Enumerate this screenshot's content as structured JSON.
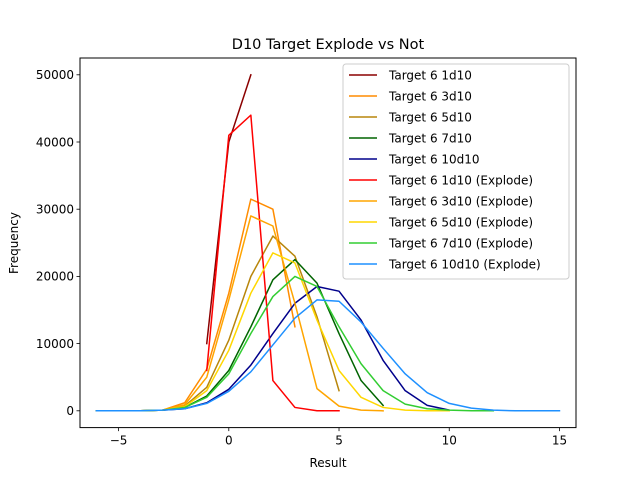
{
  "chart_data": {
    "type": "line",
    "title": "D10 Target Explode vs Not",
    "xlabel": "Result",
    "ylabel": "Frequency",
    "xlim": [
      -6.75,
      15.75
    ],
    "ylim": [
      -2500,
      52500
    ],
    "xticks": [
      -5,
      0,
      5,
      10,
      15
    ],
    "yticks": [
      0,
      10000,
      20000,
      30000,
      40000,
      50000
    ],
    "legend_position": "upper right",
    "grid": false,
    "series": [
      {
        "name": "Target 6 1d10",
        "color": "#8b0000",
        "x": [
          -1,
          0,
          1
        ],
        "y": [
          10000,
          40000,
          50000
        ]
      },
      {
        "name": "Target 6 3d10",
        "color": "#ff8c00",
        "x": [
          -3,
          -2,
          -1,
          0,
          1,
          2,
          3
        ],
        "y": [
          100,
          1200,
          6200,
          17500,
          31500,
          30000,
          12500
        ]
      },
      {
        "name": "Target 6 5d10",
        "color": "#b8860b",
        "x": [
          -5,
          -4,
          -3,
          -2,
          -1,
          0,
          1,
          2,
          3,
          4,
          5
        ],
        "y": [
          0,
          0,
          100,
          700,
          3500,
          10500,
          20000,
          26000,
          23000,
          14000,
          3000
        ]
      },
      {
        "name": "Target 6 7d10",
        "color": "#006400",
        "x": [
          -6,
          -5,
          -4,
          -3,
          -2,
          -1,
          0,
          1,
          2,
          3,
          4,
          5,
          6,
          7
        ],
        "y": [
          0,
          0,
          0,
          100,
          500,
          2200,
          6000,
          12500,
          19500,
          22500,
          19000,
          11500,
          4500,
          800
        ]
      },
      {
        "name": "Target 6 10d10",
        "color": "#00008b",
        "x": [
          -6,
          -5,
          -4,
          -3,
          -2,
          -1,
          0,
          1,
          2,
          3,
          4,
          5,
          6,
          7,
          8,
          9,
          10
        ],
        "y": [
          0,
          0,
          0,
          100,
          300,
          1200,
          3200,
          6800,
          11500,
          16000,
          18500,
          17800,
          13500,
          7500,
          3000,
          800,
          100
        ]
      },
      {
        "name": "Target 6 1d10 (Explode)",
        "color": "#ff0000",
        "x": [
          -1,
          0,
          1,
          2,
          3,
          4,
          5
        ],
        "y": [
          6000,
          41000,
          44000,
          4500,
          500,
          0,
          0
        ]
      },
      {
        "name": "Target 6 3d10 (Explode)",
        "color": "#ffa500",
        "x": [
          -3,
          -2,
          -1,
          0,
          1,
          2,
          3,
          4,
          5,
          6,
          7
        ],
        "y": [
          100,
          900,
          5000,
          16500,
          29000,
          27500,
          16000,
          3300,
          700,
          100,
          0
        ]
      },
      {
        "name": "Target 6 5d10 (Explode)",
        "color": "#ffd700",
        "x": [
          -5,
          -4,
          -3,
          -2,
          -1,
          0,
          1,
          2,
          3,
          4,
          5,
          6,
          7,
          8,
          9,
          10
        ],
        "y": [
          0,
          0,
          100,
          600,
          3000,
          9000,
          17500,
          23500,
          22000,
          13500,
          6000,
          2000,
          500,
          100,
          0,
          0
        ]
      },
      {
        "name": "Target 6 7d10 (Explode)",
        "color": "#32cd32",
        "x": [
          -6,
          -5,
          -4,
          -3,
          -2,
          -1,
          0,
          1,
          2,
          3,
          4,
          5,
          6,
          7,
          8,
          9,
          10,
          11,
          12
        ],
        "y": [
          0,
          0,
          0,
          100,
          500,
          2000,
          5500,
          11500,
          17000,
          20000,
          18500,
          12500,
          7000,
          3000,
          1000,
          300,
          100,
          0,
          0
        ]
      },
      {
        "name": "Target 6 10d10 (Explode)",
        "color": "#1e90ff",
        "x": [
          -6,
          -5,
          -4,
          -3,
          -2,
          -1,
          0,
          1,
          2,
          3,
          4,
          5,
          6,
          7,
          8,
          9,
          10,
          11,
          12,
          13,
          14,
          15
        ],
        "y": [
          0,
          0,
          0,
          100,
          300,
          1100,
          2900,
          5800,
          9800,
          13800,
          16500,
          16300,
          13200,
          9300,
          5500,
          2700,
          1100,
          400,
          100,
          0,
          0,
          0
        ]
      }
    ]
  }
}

·····

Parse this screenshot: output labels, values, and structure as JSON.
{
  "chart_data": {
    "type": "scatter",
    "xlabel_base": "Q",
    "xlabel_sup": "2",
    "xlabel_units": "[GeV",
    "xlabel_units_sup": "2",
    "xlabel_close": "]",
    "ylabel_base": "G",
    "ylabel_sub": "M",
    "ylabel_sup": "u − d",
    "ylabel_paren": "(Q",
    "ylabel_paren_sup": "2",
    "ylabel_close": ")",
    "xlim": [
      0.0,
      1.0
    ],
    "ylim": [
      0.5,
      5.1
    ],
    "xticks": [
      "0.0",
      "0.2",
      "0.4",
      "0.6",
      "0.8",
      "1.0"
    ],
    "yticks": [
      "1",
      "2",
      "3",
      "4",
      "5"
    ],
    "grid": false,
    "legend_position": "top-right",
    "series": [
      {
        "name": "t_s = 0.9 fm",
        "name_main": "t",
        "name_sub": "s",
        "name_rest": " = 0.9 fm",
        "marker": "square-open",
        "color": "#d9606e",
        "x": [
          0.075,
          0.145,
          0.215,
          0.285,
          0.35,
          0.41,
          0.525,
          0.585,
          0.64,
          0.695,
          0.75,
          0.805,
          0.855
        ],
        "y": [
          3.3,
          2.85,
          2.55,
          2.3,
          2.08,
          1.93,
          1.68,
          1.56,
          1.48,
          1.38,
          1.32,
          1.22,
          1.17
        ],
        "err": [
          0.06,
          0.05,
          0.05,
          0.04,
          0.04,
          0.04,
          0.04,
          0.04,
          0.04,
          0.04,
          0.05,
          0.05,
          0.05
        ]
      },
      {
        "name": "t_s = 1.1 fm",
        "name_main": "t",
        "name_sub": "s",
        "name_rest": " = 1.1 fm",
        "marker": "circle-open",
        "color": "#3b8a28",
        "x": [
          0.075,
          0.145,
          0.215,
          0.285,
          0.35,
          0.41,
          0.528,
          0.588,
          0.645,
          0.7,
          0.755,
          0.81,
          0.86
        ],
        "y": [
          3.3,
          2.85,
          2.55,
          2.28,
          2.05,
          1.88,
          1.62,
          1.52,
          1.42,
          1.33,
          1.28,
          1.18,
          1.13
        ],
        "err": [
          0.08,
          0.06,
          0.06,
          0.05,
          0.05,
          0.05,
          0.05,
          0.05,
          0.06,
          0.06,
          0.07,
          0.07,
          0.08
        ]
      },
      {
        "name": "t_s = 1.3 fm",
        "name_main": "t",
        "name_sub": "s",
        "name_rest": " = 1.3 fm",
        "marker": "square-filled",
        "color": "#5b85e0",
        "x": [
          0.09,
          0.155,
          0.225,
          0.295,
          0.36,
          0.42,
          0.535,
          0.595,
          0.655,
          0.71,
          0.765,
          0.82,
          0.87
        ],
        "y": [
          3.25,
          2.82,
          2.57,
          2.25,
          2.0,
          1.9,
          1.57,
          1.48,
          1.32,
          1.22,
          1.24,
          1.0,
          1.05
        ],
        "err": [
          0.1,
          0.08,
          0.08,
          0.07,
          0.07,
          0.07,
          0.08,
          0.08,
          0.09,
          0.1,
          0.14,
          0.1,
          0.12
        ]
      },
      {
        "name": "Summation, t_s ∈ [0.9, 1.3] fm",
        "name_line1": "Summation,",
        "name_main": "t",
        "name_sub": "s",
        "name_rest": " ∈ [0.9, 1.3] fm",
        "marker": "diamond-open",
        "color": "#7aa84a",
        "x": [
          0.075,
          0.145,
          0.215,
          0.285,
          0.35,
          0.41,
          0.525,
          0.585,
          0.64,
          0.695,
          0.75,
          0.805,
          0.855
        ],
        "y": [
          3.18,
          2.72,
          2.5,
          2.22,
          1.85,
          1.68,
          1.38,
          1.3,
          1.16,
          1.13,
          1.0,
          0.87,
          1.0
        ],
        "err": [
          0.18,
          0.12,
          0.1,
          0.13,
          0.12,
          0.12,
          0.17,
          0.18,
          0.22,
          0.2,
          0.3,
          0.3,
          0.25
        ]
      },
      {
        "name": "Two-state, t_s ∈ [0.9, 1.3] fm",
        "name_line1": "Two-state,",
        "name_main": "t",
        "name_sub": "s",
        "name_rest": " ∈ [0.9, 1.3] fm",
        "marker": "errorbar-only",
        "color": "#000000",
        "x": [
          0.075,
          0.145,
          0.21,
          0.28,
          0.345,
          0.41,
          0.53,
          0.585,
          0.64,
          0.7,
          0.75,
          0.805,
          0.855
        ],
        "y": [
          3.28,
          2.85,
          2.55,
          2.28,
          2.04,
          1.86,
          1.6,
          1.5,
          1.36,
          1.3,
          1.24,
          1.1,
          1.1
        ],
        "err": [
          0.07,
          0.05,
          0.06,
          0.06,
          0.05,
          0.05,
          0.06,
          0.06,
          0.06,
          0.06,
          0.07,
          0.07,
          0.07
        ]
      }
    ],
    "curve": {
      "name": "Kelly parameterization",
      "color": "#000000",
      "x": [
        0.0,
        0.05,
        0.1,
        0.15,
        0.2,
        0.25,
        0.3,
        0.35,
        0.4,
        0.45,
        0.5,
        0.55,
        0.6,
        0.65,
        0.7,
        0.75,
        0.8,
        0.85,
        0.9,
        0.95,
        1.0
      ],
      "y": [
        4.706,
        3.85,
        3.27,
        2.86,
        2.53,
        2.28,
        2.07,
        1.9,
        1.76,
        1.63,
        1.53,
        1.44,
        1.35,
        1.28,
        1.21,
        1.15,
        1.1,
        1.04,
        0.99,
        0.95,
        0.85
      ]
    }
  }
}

·····

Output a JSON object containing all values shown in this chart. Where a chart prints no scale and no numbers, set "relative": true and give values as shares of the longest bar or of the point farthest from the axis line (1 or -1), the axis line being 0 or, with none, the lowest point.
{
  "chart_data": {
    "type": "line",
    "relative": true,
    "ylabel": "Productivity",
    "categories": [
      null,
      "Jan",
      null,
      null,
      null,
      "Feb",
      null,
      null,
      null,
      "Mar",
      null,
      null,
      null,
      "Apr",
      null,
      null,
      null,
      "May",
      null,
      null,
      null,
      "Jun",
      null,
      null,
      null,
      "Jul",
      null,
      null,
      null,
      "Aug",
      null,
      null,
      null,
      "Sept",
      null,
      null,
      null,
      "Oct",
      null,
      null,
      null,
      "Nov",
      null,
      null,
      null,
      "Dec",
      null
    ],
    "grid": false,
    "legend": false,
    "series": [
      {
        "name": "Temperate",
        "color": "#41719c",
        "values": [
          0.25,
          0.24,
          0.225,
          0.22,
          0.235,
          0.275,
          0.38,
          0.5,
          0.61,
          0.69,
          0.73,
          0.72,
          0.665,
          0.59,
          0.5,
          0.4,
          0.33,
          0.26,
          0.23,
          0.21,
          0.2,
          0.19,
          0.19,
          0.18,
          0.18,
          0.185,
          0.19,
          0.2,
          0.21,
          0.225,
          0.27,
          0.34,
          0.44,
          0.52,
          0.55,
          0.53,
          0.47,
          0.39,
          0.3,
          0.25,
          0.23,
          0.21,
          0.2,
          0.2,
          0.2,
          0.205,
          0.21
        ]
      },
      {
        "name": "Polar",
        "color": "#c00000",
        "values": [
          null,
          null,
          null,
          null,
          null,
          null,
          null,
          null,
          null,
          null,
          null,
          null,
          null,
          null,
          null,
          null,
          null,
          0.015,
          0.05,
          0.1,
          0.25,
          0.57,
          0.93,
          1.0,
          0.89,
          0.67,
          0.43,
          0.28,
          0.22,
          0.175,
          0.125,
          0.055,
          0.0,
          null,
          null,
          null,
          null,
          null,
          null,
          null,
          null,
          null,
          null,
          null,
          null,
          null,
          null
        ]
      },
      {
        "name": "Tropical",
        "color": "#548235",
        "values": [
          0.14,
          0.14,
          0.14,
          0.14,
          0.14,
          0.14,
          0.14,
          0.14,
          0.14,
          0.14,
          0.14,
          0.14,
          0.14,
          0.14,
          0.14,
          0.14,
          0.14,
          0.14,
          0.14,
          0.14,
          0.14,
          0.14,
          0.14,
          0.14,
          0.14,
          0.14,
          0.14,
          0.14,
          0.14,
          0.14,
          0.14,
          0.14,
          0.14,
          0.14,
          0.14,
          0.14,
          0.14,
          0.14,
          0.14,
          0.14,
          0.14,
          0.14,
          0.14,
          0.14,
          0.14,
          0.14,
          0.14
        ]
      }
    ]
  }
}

·····

Filter the entries down to the lines with the word "open" in them.

▶ [Problem solution]
        "marker": "square-open",
        "marker": "circle-open",
        "marker": "diamond-open",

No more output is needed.